_GIVEN TASK_
Search the data below for the string "gear". Extract every line that contains it.

_INFORMATION PROVIDED_
--- Begin ---
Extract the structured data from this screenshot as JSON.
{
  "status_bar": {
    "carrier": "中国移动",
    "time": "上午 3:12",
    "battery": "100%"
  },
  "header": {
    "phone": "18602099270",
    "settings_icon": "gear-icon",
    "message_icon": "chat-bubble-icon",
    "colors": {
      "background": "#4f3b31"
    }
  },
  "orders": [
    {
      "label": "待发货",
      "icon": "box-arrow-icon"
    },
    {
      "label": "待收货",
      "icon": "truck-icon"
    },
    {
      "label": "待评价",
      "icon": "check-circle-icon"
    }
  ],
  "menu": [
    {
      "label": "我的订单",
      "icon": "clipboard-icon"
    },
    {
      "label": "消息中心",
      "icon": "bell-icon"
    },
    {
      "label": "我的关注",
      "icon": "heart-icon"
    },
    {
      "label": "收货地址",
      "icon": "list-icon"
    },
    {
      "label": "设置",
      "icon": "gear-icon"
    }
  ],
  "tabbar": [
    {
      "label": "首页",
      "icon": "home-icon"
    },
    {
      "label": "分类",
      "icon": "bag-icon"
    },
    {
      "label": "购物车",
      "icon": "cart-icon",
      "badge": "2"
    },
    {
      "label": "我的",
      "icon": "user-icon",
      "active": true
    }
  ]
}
--- End ---
--- Begin ---
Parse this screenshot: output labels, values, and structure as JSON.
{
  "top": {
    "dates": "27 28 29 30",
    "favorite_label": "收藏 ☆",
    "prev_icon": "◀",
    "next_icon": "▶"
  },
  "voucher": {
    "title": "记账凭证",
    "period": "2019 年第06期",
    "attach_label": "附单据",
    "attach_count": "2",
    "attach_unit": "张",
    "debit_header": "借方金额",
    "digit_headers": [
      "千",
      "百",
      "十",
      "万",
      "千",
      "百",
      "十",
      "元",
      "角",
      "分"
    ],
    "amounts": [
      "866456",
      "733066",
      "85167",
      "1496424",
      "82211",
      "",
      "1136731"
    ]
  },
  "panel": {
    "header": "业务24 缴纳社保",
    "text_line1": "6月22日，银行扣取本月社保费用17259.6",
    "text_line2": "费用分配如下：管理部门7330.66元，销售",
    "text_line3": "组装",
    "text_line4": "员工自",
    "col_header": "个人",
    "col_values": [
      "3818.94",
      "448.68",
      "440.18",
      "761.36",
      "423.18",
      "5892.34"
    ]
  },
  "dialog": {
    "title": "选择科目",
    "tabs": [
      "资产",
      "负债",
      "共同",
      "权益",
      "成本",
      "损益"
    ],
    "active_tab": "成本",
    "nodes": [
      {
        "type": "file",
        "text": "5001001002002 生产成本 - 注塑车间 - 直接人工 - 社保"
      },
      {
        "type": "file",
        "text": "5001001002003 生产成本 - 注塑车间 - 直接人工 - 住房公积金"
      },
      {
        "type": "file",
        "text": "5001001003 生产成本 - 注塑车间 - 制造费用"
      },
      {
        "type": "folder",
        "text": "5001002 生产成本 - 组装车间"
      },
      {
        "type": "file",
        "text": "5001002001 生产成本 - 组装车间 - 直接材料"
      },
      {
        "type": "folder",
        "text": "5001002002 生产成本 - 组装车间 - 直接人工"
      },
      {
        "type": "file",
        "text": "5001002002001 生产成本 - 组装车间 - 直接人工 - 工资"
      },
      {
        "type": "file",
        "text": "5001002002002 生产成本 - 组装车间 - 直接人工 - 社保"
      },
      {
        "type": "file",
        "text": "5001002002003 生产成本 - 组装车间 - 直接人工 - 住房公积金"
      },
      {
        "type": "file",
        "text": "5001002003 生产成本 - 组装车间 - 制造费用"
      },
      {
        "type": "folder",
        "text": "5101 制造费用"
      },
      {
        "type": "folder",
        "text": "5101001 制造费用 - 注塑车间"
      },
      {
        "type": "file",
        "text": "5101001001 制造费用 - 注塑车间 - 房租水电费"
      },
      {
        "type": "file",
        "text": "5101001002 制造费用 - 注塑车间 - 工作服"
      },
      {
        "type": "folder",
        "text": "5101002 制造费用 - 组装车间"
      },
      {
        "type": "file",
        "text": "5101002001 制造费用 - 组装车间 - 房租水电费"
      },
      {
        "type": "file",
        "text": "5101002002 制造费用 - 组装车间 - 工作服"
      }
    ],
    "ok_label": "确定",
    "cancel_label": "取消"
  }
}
--- End ---
_CORRECT OUTPUT_
    "settings_icon": "gear-icon",
      "icon": "gear-icon"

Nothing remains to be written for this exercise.